Records from a data source:
------------
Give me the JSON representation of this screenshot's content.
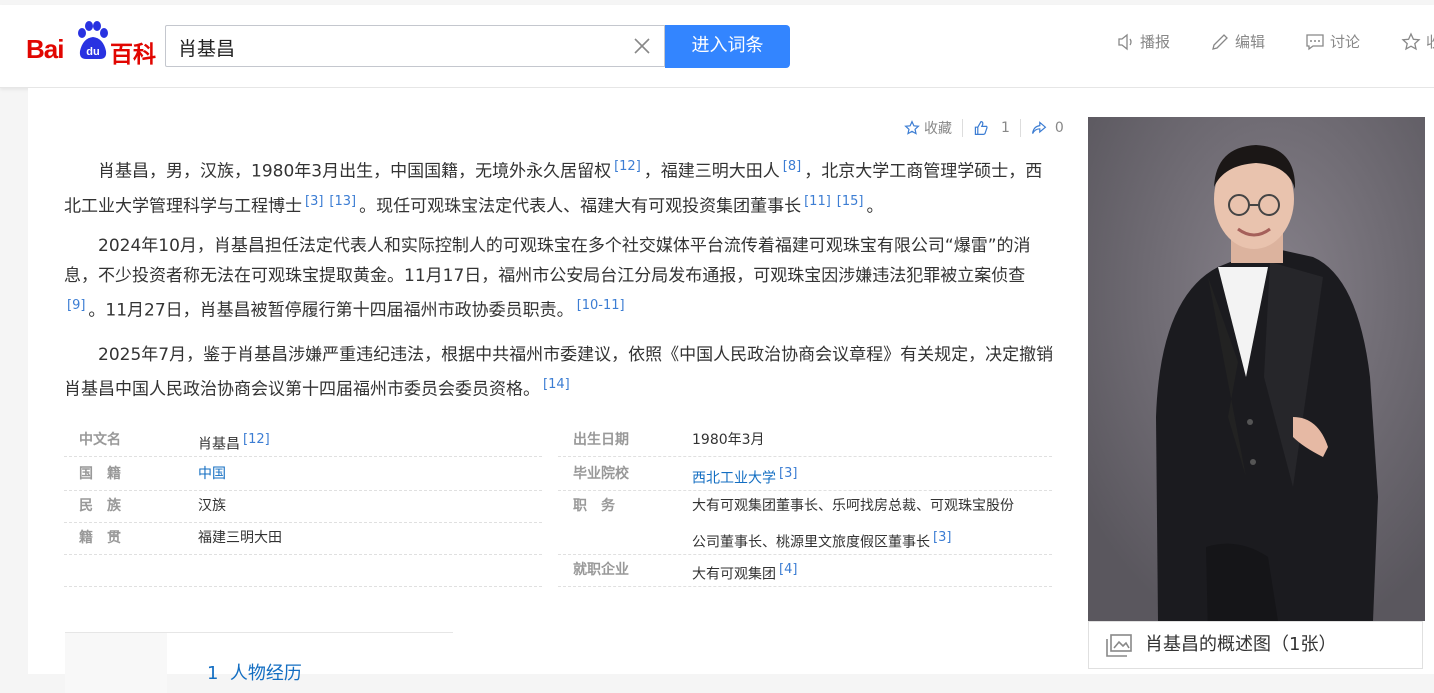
{
  "logo": {
    "bai": "Bai",
    "du": "du",
    "baike": "百科"
  },
  "search": {
    "value": "肖基昌",
    "button": "进入词条"
  },
  "toolbar": {
    "broadcast": "播报",
    "edit": "编辑",
    "discuss": "讨论",
    "collect": "收"
  },
  "actions": {
    "collect": "收藏",
    "likes": "1",
    "shares": "0"
  },
  "paragraphs": {
    "p1": {
      "t1": "肖基昌，男，汉族，1980年3月出生，中国国籍，无境外永久居留权",
      "r1": "[12]",
      "t2": "，福建三明大田人",
      "r2": "[8]",
      "t3": "，北京大学工商管理学硕士，西北工业大学管理科学与工程博士",
      "r3": "[3]",
      "r4": "[13]",
      "t4": "。现任可观珠宝法定代表人、福建大有可观投资集团董事长",
      "r5": "[11]",
      "r6": "[15]",
      "t5": "。"
    },
    "p2": {
      "t1": "2024年10月，肖基昌担任法定代表人和实际控制人的可观珠宝在多个社交媒体平台流传着福建可观珠宝有限公司“爆雷”的消息，不少投资者称无法在可观珠宝提取黄金。11月17日，福州市公安局台江分局发布通报，可观珠宝因涉嫌违法犯罪被立案侦查",
      "r1": "[9]",
      "t2": "。11月27日，肖基昌被暂停履行第十四届福州市政协委员职责。",
      "r2": "[10-11]"
    },
    "p3": {
      "t1": "2025年7月，鉴于肖基昌涉嫌严重违纪违法，根据中共福州市委建议，依照《中国人民政治协商会议章程》有关规定，决定撤销肖基昌中国人民政治协商会议第十四届福州市委员会委员资格。",
      "r1": "[14]"
    }
  },
  "info": {
    "name_k": "中文名",
    "name_v": "肖基昌",
    "name_r": "[12]",
    "nation_k": "国　籍",
    "nation_v": "中国",
    "ethnic_k": "民　族",
    "ethnic_v": "汉族",
    "native_k": "籍　贯",
    "native_v": "福建三明大田",
    "birth_k": "出生日期",
    "birth_v": "1980年3月",
    "school_k": "毕业院校",
    "school_v": "西北工业大学",
    "school_r": "[3]",
    "job_k": "职　务",
    "job_v1": "大有可观集团董事长、乐呵找房总裁、可观珠宝股份",
    "job_v2": "公司董事长、桃源里文旅度假区董事长",
    "job_r": "[3]",
    "company_k": "就职企业",
    "company_v": "大有可观集团",
    "company_r": "[4]"
  },
  "caption": "肖基昌的概述图（1张）",
  "toc": {
    "num": "1",
    "title": "人物经历"
  },
  "colors": {
    "brand_red": "#e10601",
    "brand_blue": "#2932e1",
    "button_blue": "#3385ff",
    "link": "#136ec2"
  }
}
------------
Give back each entry exactly as it appears, with no pictures.

Give me the JSON representation of this screenshot's content.
{
  "logo": {
    "bai": "Bai",
    "du": "du",
    "baike": "百科"
  },
  "search": {
    "value": "肖基昌",
    "button": "进入词条"
  },
  "toolbar": {
    "broadcast": "播报",
    "edit": "编辑",
    "discuss": "讨论",
    "collect": "收"
  },
  "actions": {
    "collect": "收藏",
    "likes": "1",
    "shares": "0"
  },
  "paragraphs": {
    "p1": {
      "t1": "肖基昌，男，汉族，1980年3月出生，中国国籍，无境外永久居留权",
      "r1": "[12]",
      "t2": "，福建三明大田人",
      "r2": "[8]",
      "t3": "，北京大学工商管理学硕士，西北工业大学管理科学与工程博士",
      "r3": "[3]",
      "r4": "[13]",
      "t4": "。现任可观珠宝法定代表人、福建大有可观投资集团董事长",
      "r5": "[11]",
      "r6": "[15]",
      "t5": "。"
    },
    "p2": {
      "t1": "2024年10月，肖基昌担任法定代表人和实际控制人的可观珠宝在多个社交媒体平台流传着福建可观珠宝有限公司“爆雷”的消息，不少投资者称无法在可观珠宝提取黄金。11月17日，福州市公安局台江分局发布通报，可观珠宝因涉嫌违法犯罪被立案侦查",
      "r1": "[9]",
      "t2": "。11月27日，肖基昌被暂停履行第十四届福州市政协委员职责。",
      "r2": "[10-11]"
    },
    "p3": {
      "t1": "2025年7月，鉴于肖基昌涉嫌严重违纪违法，根据中共福州市委建议，依照《中国人民政治协商会议章程》有关规定，决定撤销肖基昌中国人民政治协商会议第十四届福州市委员会委员资格。",
      "r1": "[14]"
    }
  },
  "info": {
    "name_k": "中文名",
    "name_v": "肖基昌",
    "name_r": "[12]",
    "nation_k": "国　籍",
    "nation_v": "中国",
    "ethnic_k": "民　族",
    "ethnic_v": "汉族",
    "native_k": "籍　贯",
    "native_v": "福建三明大田",
    "birth_k": "出生日期",
    "birth_v": "1980年3月",
    "school_k": "毕业院校",
    "school_v": "西北工业大学",
    "school_r": "[3]",
    "job_k": "职　务",
    "job_v1": "大有可观集团董事长、乐呵找房总裁、可观珠宝股份",
    "job_v2": "公司董事长、桃源里文旅度假区董事长",
    "job_r": "[3]",
    "company_k": "就职企业",
    "company_v": "大有可观集团",
    "company_r": "[4]"
  },
  "caption": "肖基昌的概述图（1张）",
  "toc": {
    "num": "1",
    "title": "人物经历"
  },
  "colors": {
    "brand_red": "#e10601",
    "brand_blue": "#2932e1",
    "button_blue": "#3385ff",
    "link": "#136ec2"
  }
}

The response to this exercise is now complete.